## Work instruction
This task is to restate all of the entries exactly.
** Extracted material follows **
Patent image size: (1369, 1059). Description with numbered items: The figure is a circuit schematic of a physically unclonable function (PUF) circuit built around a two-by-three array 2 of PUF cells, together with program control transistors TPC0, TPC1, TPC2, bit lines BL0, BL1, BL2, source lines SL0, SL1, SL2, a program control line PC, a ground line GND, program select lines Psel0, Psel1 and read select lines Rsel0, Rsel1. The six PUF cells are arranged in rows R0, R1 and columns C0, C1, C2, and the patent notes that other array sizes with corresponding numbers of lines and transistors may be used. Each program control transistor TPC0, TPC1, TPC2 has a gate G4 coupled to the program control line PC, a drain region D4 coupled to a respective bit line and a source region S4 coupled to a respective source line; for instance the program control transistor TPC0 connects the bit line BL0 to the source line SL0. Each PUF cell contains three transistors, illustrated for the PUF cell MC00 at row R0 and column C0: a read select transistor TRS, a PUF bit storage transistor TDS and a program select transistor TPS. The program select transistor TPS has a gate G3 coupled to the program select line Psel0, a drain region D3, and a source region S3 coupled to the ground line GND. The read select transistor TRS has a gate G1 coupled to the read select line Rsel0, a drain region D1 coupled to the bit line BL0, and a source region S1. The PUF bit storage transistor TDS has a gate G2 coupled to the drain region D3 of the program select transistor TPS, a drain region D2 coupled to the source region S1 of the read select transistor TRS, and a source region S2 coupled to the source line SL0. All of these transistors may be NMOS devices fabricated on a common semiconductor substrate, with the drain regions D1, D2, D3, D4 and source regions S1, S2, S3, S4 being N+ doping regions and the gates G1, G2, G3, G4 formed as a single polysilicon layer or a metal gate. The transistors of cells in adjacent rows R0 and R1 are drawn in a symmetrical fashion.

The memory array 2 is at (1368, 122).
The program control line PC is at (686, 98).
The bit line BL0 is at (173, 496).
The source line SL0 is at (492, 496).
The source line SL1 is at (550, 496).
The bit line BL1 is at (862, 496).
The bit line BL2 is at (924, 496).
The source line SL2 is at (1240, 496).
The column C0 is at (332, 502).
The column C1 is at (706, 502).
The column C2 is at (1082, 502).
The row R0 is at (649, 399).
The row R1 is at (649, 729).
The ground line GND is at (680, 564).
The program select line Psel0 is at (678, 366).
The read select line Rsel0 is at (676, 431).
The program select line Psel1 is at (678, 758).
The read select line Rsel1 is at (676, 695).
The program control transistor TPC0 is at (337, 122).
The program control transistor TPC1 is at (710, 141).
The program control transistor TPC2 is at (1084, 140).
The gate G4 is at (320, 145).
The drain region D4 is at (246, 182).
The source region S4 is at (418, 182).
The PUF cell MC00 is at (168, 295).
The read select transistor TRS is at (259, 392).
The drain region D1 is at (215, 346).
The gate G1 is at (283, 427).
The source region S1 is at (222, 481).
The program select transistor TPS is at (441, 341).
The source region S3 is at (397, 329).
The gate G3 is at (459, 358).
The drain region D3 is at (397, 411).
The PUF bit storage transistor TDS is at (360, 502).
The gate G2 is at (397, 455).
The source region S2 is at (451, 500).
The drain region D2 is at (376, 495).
** End of Extracted material **
## Written answer
Patent image size: (1369, 1059). Description with numbered items: The figure is a circuit schematic of a physically unclonable function (PUF) circuit built around a two-by-three array 2 of PUF cells, together with program control transistors TPC0, TPC1, TPC2, bit lines BL0, BL1, BL2, source lines SL0, SL1, SL2, a program control line PC, a ground line GND, program select lines Psel0, Psel1 and read select lines Rsel0, Rsel1. The six PUF cells are arranged in rows R0, R1 and columns C0, C1, C2, and the patent notes that other array sizes with corresponding numbers of lines and transistors may be used. Each program control transistor TPC0, TPC1, TPC2 has a gate G4 coupled to the program control line PC, a drain region D4 coupled to a respective bit line and a source region S4 coupled to a respective source line; for instance the program control transistor TPC0 connects the bit line BL0 to the source line SL0. Each PUF cell contains three transistors, illustrated for the PUF cell MC00 at row R0 and column C0: a read select transistor TRS, a PUF bit storage transistor TDS and a program select transistor TPS. The program select transistor TPS has a gate G3 coupled to the program select line Psel0, a drain region D3, and a source region S3 coupled to the ground line GND. The read select transistor TRS has a gate G1 coupled to the read select line Rsel0, a drain region D1 coupled to the bit line BL0, and a source region S1. The PUF bit storage transistor TDS has a gate G2 coupled to the drain region D3 of the program select transistor TPS, a drain region D2 coupled to the source region S1 of the read select transistor TRS, and a source region S2 coupled to the source line SL0. All of these transistors may be NMOS devices fabricated on a common semiconductor substrate, with the drain regions D1, D2, D3, D4 and source regions S1, S2, S3, S4 being N+ doping regions and the gates G1, G2, G3, G4 formed as a single polysilicon layer or a metal gate. The transistors of cells in adjacent rows R0 and R1 are drawn in a symmetrical fashion.

The memory array 2 is at (1368, 122).
The program control line PC is at (686, 98).
The bit line BL0 is at (173, 496).
The source line SL0 is at (492, 496).
The source line SL1 is at (550, 496).
The bit line BL1 is at (862, 496).
The bit line BL2 is at (924, 496).
The source line SL2 is at (1240, 496).
The column C0 is at (332, 502).
The column C1 is at (706, 502).
The column C2 is at (1082, 502).
The row R0 is at (649, 399).
The row R1 is at (649, 729).
The ground line GND is at (680, 564).
The program select line Psel0 is at (678, 366).
The read select line Rsel0 is at (676, 431).
The program select line Psel1 is at (678, 758).
The read select line Rsel1 is at (676, 695).
The program control transistor TPC0 is at (337, 122).
The program control transistor TPC1 is at (710, 141).
The program control transistor TPC2 is at (1084, 140).
The gate G4 is at (320, 145).
The drain region D4 is at (246, 182).
The source region S4 is at (418, 182).
The PUF cell MC00 is at (168, 295).
The read select transistor TRS is at (259, 392).
The drain region D1 is at (215, 346).
The gate G1 is at (283, 427).
The source region S1 is at (222, 481).
The program select transistor TPS is at (441, 341).
The source region S3 is at (397, 329).
The gate G3 is at (459, 358).
The drain region D3 is at (397, 411).
The PUF bit storage transistor TDS is at (360, 502).
The gate G2 is at (397, 455).
The source region S2 is at (451, 500).
The drain region D2 is at (376, 495).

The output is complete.